→ **TASK DIRECTIONS**: Reproduce all entries word for word.

→ **MATERIAL**:

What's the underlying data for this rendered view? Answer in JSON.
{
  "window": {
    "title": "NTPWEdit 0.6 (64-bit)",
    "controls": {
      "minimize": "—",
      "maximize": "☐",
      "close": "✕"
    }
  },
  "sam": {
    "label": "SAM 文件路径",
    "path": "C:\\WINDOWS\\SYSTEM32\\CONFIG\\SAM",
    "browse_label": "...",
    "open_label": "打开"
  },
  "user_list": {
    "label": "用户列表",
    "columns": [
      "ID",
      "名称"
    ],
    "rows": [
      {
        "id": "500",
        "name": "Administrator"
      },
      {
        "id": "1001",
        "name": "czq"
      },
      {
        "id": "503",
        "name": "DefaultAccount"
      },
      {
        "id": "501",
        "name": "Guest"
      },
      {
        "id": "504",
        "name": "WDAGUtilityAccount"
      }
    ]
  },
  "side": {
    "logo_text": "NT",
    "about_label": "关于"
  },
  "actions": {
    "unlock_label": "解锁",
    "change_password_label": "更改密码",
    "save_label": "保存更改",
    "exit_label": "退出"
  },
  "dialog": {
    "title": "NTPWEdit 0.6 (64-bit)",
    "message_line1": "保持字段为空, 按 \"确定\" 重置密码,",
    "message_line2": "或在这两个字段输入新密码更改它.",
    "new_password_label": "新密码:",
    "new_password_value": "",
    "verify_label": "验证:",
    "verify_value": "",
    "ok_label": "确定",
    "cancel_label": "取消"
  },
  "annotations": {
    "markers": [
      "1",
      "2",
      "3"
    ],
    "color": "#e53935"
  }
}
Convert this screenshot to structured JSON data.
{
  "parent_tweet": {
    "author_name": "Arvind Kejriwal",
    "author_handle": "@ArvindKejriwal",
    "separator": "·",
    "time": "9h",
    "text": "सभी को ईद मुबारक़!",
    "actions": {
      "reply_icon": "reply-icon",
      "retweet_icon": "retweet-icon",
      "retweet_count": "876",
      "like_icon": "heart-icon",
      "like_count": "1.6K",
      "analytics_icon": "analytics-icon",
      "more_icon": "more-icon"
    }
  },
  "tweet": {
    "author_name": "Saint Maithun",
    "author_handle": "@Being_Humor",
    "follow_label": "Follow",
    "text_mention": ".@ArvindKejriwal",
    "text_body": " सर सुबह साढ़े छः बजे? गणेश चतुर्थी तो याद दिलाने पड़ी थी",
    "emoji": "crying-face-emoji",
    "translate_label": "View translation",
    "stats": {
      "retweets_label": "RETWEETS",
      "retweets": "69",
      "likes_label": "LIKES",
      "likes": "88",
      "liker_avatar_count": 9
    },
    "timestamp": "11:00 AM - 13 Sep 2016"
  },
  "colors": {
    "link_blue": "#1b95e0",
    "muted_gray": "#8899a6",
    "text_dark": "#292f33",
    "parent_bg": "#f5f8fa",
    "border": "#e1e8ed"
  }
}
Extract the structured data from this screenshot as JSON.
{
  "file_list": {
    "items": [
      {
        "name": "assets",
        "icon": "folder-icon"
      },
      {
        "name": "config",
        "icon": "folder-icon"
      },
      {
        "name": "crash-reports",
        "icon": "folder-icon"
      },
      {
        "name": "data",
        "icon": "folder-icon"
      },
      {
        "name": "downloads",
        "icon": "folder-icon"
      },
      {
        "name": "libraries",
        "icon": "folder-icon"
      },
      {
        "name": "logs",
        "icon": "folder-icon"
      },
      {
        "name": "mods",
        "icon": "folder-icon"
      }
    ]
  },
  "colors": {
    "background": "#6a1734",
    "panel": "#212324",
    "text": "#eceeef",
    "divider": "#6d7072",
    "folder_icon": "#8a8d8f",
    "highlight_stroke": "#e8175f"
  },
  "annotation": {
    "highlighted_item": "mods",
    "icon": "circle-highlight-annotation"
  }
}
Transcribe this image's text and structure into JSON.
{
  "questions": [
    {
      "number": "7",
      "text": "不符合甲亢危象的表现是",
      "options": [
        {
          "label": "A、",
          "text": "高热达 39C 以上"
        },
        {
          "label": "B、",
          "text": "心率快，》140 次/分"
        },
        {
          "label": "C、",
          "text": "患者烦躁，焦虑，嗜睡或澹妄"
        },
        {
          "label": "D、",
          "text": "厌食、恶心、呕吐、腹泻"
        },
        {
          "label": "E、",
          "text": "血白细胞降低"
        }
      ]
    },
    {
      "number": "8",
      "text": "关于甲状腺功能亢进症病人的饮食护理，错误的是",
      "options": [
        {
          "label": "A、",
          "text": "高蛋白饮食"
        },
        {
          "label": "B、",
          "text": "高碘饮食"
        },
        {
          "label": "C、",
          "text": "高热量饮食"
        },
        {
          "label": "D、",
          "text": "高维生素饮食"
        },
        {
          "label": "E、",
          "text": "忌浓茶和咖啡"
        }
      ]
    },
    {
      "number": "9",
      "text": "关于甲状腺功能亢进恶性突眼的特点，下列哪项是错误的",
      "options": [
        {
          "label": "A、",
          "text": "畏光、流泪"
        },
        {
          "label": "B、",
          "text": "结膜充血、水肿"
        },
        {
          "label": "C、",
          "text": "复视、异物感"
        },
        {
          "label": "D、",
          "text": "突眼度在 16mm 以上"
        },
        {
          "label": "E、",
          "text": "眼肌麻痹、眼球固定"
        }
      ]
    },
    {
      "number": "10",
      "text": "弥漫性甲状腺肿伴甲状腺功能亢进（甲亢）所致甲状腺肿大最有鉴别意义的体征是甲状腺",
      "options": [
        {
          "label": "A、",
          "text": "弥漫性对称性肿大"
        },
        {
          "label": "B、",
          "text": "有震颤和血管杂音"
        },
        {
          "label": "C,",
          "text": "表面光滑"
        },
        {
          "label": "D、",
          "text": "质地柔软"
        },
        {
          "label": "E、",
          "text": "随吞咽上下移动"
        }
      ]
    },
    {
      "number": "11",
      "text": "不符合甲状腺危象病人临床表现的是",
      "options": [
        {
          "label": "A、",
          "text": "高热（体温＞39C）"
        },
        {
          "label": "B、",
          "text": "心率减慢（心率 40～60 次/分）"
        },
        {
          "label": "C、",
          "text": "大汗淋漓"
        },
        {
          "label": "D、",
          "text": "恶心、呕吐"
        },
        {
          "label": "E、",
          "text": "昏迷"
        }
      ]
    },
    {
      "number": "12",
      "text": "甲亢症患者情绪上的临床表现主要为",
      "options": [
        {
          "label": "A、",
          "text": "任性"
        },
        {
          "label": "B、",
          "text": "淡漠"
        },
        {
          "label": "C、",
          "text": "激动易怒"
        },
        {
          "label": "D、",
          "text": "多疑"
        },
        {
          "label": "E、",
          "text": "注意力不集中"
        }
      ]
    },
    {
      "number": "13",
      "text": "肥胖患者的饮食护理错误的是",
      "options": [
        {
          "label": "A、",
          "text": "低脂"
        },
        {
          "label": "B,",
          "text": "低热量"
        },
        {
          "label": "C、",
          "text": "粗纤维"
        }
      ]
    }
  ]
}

→ **RESULT OF THIS EXERCISE**:
What's the underlying data for this rendered view? Answer in JSON.
{
  "window": {
    "title": "NTPWEdit 0.6 (64-bit)",
    "controls": {
      "minimize": "—",
      "maximize": "☐",
      "close": "✕"
    }
  },
  "sam": {
    "label": "SAM 文件路径",
    "path": "C:\\WINDOWS\\SYSTEM32\\CONFIG\\SAM",
    "browse_label": "...",
    "open_label": "打开"
  },
  "user_list": {
    "label": "用户列表",
    "columns": [
      "ID",
      "名称"
    ],
    "rows": [
      {
        "id": "500",
        "name": "Administrator"
      },
      {
        "id": "1001",
        "name": "czq"
      },
      {
        "id": "503",
        "name": "DefaultAccount"
      },
      {
        "id": "501",
        "name": "Guest"
      },
      {
        "id": "504",
        "name": "WDAGUtilityAccount"
      }
    ]
  },
  "side": {
    "logo_text": "NT",
    "about_label": "关于"
  },
  "actions": {
    "unlock_label": "解锁",
    "change_password_label": "更改密码",
    "save_label": "保存更改",
    "exit_label": "退出"
  },
  "dialog": {
    "title": "NTPWEdit 0.6 (64-bit)",
    "message_line1": "保持字段为空, 按 \"确定\" 重置密码,",
    "message_line2": "或在这两个字段输入新密码更改它.",
    "new_password_label": "新密码:",
    "new_password_value": "",
    "verify_label": "验证:",
    "verify_value": "",
    "ok_label": "确定",
    "cancel_label": "取消"
  },
  "annotations": {
    "markers": [
      "1",
      "2",
      "3"
    ],
    "color": "#e53935"
  }
}
Convert this screenshot to structured JSON data.
{
  "parent_tweet": {
    "author_name": "Arvind Kejriwal",
    "author_handle": "@ArvindKejriwal",
    "separator": "·",
    "time": "9h",
    "text": "सभी को ईद मुबारक़!",
    "actions": {
      "reply_icon": "reply-icon",
      "retweet_icon": "retweet-icon",
      "retweet_count": "876",
      "like_icon": "heart-icon",
      "like_count": "1.6K",
      "analytics_icon": "analytics-icon",
      "more_icon": "more-icon"
    }
  },
  "tweet": {
    "author_name": "Saint Maithun",
    "author_handle": "@Being_Humor",
    "follow_label": "Follow",
    "text_mention": ".@ArvindKejriwal",
    "text_body": " सर सुबह साढ़े छः बजे? गणेश चतुर्थी तो याद दिलाने पड़ी थी",
    "emoji": "crying-face-emoji",
    "translate_label": "View translation",
    "stats": {
      "retweets_label": "RETWEETS",
      "retweets": "69",
      "likes_label": "LIKES",
      "likes": "88",
      "liker_avatar_count": 9
    },
    "timestamp": "11:00 AM - 13 Sep 2016"
  },
  "colors": {
    "link_blue": "#1b95e0",
    "muted_gray": "#8899a6",
    "text_dark": "#292f33",
    "parent_bg": "#f5f8fa",
    "border": "#e1e8ed"
  }
}
Extract the structured data from this screenshot as JSON.
{
  "file_list": {
    "items": [
      {
        "name": "assets",
        "icon": "folder-icon"
      },
      {
        "name": "config",
        "icon": "folder-icon"
      },
      {
        "name": "crash-reports",
        "icon": "folder-icon"
      },
      {
        "name": "data",
        "icon": "folder-icon"
      },
      {
        "name": "downloads",
        "icon": "folder-icon"
      },
      {
        "name": "libraries",
        "icon": "folder-icon"
      },
      {
        "name": "logs",
        "icon": "folder-icon"
      },
      {
        "name": "mods",
        "icon": "folder-icon"
      }
    ]
  },
  "colors": {
    "background": "#6a1734",
    "panel": "#212324",
    "text": "#eceeef",
    "divider": "#6d7072",
    "folder_icon": "#8a8d8f",
    "highlight_stroke": "#e8175f"
  },
  "annotation": {
    "highlighted_item": "mods",
    "icon": "circle-highlight-annotation"
  }
}
Transcribe this image's text and structure into JSON.
{
  "questions": [
    {
      "number": "7",
      "text": "不符合甲亢危象的表现是",
      "options": [
        {
          "label": "A、",
          "text": "高热达 39C 以上"
        },
        {
          "label": "B、",
          "text": "心率快，》140 次/分"
        },
        {
          "label": "C、",
          "text": "患者烦躁，焦虑，嗜睡或澹妄"
        },
        {
          "label": "D、",
          "text": "厌食、恶心、呕吐、腹泻"
        },
        {
          "label": "E、",
          "text": "血白细胞降低"
        }
      ]
    },
    {
      "number": "8",
      "text": "关于甲状腺功能亢进症病人的饮食护理，错误的是",
      "options": [
        {
          "label": "A、",
          "text": "高蛋白饮食"
        },
        {
          "label": "B、",
          "text": "高碘饮食"
        },
        {
          "label": "C、",
          "text": "高热量饮食"
        },
        {
          "label": "D、",
          "text": "高维生素饮食"
        },
        {
          "label": "E、",
          "text": "忌浓茶和咖啡"
        }
      ]
    },
    {
      "number": "9",
      "text": "关于甲状腺功能亢进恶性突眼的特点，下列哪项是错误的",
      "options": [
        {
          "label": "A、",
          "text": "畏光、流泪"
        },
        {
          "label": "B、",
          "text": "结膜充血、水肿"
        },
        {
          "label": "C、",
          "text": "复视、异物感"
        },
        {
          "label": "D、",
          "text": "突眼度在 16mm 以上"
        },
        {
          "label": "E、",
          "text": "眼肌麻痹、眼球固定"
        }
      ]
    },
    {
      "number": "10",
      "text": "弥漫性甲状腺肿伴甲状腺功能亢进（甲亢）所致甲状腺肿大最有鉴别意义的体征是甲状腺",
      "options": [
        {
          "label": "A、",
          "text": "弥漫性对称性肿大"
        },
        {
          "label": "B、",
          "text": "有震颤和血管杂音"
        },
        {
          "label": "C,",
          "text": "表面光滑"
        },
        {
          "label": "D、",
          "text": "质地柔软"
        },
        {
          "label": "E、",
          "text": "随吞咽上下移动"
        }
      ]
    },
    {
      "number": "11",
      "text": "不符合甲状腺危象病人临床表现的是",
      "options": [
        {
          "label": "A、",
          "text": "高热（体温＞39C）"
        },
        {
          "label": "B、",
          "text": "心率减慢（心率 40～60 次/分）"
        },
        {
          "label": "C、",
          "text": "大汗淋漓"
        },
        {
          "label": "D、",
          "text": "恶心、呕吐"
        },
        {
          "label": "E、",
          "text": "昏迷"
        }
      ]
    },
    {
      "number": "12",
      "text": "甲亢症患者情绪上的临床表现主要为",
      "options": [
        {
          "label": "A、",
          "text": "任性"
        },
        {
          "label": "B、",
          "text": "淡漠"
        },
        {
          "label": "C、",
          "text": "激动易怒"
        },
        {
          "label": "D、",
          "text": "多疑"
        },
        {
          "label": "E、",
          "text": "注意力不集中"
        }
      ]
    },
    {
      "number": "13",
      "text": "肥胖患者的饮食护理错误的是",
      "options": [
        {
          "label": "A、",
          "text": "低脂"
        },
        {
          "label": "B,",
          "text": "低热量"
        },
        {
          "label": "C、",
          "text": "粗纤维"
        }
      ]
    }
  ]
}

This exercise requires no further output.